RECORDS FOR THIS EXERCISE:

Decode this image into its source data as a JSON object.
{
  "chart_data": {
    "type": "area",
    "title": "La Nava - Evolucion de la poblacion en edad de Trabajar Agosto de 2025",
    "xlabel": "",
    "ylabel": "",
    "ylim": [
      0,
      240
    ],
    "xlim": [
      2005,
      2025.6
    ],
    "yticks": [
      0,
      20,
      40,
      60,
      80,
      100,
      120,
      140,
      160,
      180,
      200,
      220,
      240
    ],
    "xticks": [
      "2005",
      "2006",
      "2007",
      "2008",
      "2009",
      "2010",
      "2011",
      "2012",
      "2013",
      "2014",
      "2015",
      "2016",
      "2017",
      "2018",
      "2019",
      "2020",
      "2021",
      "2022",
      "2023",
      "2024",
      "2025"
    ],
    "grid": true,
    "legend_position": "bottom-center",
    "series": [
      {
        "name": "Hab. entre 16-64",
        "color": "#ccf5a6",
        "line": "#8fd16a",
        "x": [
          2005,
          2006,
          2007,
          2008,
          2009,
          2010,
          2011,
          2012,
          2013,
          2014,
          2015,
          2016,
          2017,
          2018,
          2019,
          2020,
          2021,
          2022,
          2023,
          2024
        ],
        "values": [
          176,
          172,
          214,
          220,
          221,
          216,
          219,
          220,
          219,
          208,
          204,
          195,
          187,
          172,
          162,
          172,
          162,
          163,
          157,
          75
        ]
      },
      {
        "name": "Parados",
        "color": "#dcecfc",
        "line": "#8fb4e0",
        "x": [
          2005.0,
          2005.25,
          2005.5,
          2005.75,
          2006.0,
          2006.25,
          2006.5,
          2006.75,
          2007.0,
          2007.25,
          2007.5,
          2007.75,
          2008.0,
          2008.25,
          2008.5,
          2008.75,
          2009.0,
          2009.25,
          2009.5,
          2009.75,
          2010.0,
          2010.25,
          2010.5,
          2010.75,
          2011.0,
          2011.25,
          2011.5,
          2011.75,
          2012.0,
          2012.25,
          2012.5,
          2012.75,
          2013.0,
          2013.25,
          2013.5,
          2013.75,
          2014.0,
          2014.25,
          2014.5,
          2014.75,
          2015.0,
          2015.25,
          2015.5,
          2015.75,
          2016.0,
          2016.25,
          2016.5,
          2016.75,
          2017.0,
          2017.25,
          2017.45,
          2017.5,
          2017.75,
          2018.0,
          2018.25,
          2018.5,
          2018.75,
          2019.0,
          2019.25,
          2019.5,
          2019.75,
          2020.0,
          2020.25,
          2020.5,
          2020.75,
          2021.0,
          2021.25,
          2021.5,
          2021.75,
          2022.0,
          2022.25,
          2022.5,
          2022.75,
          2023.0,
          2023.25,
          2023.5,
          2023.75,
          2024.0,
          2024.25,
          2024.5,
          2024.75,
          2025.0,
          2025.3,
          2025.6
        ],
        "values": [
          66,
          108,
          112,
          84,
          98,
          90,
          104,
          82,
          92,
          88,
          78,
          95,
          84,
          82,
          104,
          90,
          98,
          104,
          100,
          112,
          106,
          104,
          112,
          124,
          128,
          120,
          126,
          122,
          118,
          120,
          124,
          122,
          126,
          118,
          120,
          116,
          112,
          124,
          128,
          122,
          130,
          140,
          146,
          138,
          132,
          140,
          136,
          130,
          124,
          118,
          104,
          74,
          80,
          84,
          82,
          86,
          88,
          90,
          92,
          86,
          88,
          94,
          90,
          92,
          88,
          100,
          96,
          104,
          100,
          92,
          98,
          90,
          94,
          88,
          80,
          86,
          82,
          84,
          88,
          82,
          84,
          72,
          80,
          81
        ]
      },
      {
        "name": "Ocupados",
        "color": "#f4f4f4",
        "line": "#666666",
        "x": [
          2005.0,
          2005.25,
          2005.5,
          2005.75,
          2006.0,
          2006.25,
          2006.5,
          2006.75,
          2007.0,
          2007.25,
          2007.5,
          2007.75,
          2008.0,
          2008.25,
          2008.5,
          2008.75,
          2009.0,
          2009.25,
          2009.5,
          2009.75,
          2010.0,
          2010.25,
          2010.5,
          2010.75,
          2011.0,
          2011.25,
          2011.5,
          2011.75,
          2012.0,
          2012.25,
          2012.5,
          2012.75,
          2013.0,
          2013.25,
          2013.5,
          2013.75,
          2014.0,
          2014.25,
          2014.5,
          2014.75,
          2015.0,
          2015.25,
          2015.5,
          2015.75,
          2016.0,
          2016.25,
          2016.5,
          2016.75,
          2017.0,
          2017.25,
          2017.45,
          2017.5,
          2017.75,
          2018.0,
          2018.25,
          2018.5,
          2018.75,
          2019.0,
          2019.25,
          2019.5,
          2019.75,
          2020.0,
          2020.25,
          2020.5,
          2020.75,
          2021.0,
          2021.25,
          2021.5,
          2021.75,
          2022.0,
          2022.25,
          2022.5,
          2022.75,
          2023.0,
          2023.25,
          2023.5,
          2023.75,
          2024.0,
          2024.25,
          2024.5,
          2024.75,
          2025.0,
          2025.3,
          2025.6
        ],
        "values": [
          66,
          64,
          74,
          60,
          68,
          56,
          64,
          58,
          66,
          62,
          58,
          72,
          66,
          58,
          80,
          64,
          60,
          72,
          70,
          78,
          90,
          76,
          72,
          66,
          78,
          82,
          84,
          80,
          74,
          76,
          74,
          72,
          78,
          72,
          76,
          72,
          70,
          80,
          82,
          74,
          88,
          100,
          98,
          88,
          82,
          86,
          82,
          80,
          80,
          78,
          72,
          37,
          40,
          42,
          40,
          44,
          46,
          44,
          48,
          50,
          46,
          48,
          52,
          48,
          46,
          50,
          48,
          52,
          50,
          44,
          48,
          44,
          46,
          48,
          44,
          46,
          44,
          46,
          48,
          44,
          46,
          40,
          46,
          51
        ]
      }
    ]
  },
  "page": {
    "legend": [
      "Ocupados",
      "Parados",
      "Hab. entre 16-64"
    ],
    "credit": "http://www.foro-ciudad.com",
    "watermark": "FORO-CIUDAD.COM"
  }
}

WRITTEN PROBLEM: Write out all of the records once more, exactly.

ANSWER TO THIS PROBLEM:
Decode this image into its source data as a JSON object.
{
  "chart_data": {
    "type": "area",
    "title": "La Nava - Evolucion de la poblacion en edad de Trabajar Agosto de 2025",
    "xlabel": "",
    "ylabel": "",
    "ylim": [
      0,
      240
    ],
    "xlim": [
      2005,
      2025.6
    ],
    "yticks": [
      0,
      20,
      40,
      60,
      80,
      100,
      120,
      140,
      160,
      180,
      200,
      220,
      240
    ],
    "xticks": [
      "2005",
      "2006",
      "2007",
      "2008",
      "2009",
      "2010",
      "2011",
      "2012",
      "2013",
      "2014",
      "2015",
      "2016",
      "2017",
      "2018",
      "2019",
      "2020",
      "2021",
      "2022",
      "2023",
      "2024",
      "2025"
    ],
    "grid": true,
    "legend_position": "bottom-center",
    "series": [
      {
        "name": "Hab. entre 16-64",
        "color": "#ccf5a6",
        "line": "#8fd16a",
        "x": [
          2005,
          2006,
          2007,
          2008,
          2009,
          2010,
          2011,
          2012,
          2013,
          2014,
          2015,
          2016,
          2017,
          2018,
          2019,
          2020,
          2021,
          2022,
          2023,
          2024
        ],
        "values": [
          176,
          172,
          214,
          220,
          221,
          216,
          219,
          220,
          219,
          208,
          204,
          195,
          187,
          172,
          162,
          172,
          162,
          163,
          157,
          75
        ]
      },
      {
        "name": "Parados",
        "color": "#dcecfc",
        "line": "#8fb4e0",
        "x": [
          2005.0,
          2005.25,
          2005.5,
          2005.75,
          2006.0,
          2006.25,
          2006.5,
          2006.75,
          2007.0,
          2007.25,
          2007.5,
          2007.75,
          2008.0,
          2008.25,
          2008.5,
          2008.75,
          2009.0,
          2009.25,
          2009.5,
          2009.75,
          2010.0,
          2010.25,
          2010.5,
          2010.75,
          2011.0,
          2011.25,
          2011.5,
          2011.75,
          2012.0,
          2012.25,
          2012.5,
          2012.75,
          2013.0,
          2013.25,
          2013.5,
          2013.75,
          2014.0,
          2014.25,
          2014.5,
          2014.75,
          2015.0,
          2015.25,
          2015.5,
          2015.75,
          2016.0,
          2016.25,
          2016.5,
          2016.75,
          2017.0,
          2017.25,
          2017.45,
          2017.5,
          2017.75,
          2018.0,
          2018.25,
          2018.5,
          2018.75,
          2019.0,
          2019.25,
          2019.5,
          2019.75,
          2020.0,
          2020.25,
          2020.5,
          2020.75,
          2021.0,
          2021.25,
          2021.5,
          2021.75,
          2022.0,
          2022.25,
          2022.5,
          2022.75,
          2023.0,
          2023.25,
          2023.5,
          2023.75,
          2024.0,
          2024.25,
          2024.5,
          2024.75,
          2025.0,
          2025.3,
          2025.6
        ],
        "values": [
          66,
          108,
          112,
          84,
          98,
          90,
          104,
          82,
          92,
          88,
          78,
          95,
          84,
          82,
          104,
          90,
          98,
          104,
          100,
          112,
          106,
          104,
          112,
          124,
          128,
          120,
          126,
          122,
          118,
          120,
          124,
          122,
          126,
          118,
          120,
          116,
          112,
          124,
          128,
          122,
          130,
          140,
          146,
          138,
          132,
          140,
          136,
          130,
          124,
          118,
          104,
          74,
          80,
          84,
          82,
          86,
          88,
          90,
          92,
          86,
          88,
          94,
          90,
          92,
          88,
          100,
          96,
          104,
          100,
          92,
          98,
          90,
          94,
          88,
          80,
          86,
          82,
          84,
          88,
          82,
          84,
          72,
          80,
          81
        ]
      },
      {
        "name": "Ocupados",
        "color": "#f4f4f4",
        "line": "#666666",
        "x": [
          2005.0,
          2005.25,
          2005.5,
          2005.75,
          2006.0,
          2006.25,
          2006.5,
          2006.75,
          2007.0,
          2007.25,
          2007.5,
          2007.75,
          2008.0,
          2008.25,
          2008.5,
          2008.75,
          2009.0,
          2009.25,
          2009.5,
          2009.75,
          2010.0,
          2010.25,
          2010.5,
          2010.75,
          2011.0,
          2011.25,
          2011.5,
          2011.75,
          2012.0,
          2012.25,
          2012.5,
          2012.75,
          2013.0,
          2013.25,
          2013.5,
          2013.75,
          2014.0,
          2014.25,
          2014.5,
          2014.75,
          2015.0,
          2015.25,
          2015.5,
          2015.75,
          2016.0,
          2016.25,
          2016.5,
          2016.75,
          2017.0,
          2017.25,
          2017.45,
          2017.5,
          2017.75,
          2018.0,
          2018.25,
          2018.5,
          2018.75,
          2019.0,
          2019.25,
          2019.5,
          2019.75,
          2020.0,
          2020.25,
          2020.5,
          2020.75,
          2021.0,
          2021.25,
          2021.5,
          2021.75,
          2022.0,
          2022.25,
          2022.5,
          2022.75,
          2023.0,
          2023.25,
          2023.5,
          2023.75,
          2024.0,
          2024.25,
          2024.5,
          2024.75,
          2025.0,
          2025.3,
          2025.6
        ],
        "values": [
          66,
          64,
          74,
          60,
          68,
          56,
          64,
          58,
          66,
          62,
          58,
          72,
          66,
          58,
          80,
          64,
          60,
          72,
          70,
          78,
          90,
          76,
          72,
          66,
          78,
          82,
          84,
          80,
          74,
          76,
          74,
          72,
          78,
          72,
          76,
          72,
          70,
          80,
          82,
          74,
          88,
          100,
          98,
          88,
          82,
          86,
          82,
          80,
          80,
          78,
          72,
          37,
          40,
          42,
          40,
          44,
          46,
          44,
          48,
          50,
          46,
          48,
          52,
          48,
          46,
          50,
          48,
          52,
          50,
          44,
          48,
          44,
          46,
          48,
          44,
          46,
          44,
          46,
          48,
          44,
          46,
          40,
          46,
          51
        ]
      }
    ]
  },
  "page": {
    "legend": [
      "Ocupados",
      "Parados",
      "Hab. entre 16-64"
    ],
    "credit": "http://www.foro-ciudad.com",
    "watermark": "FORO-CIUDAD.COM"
  }
}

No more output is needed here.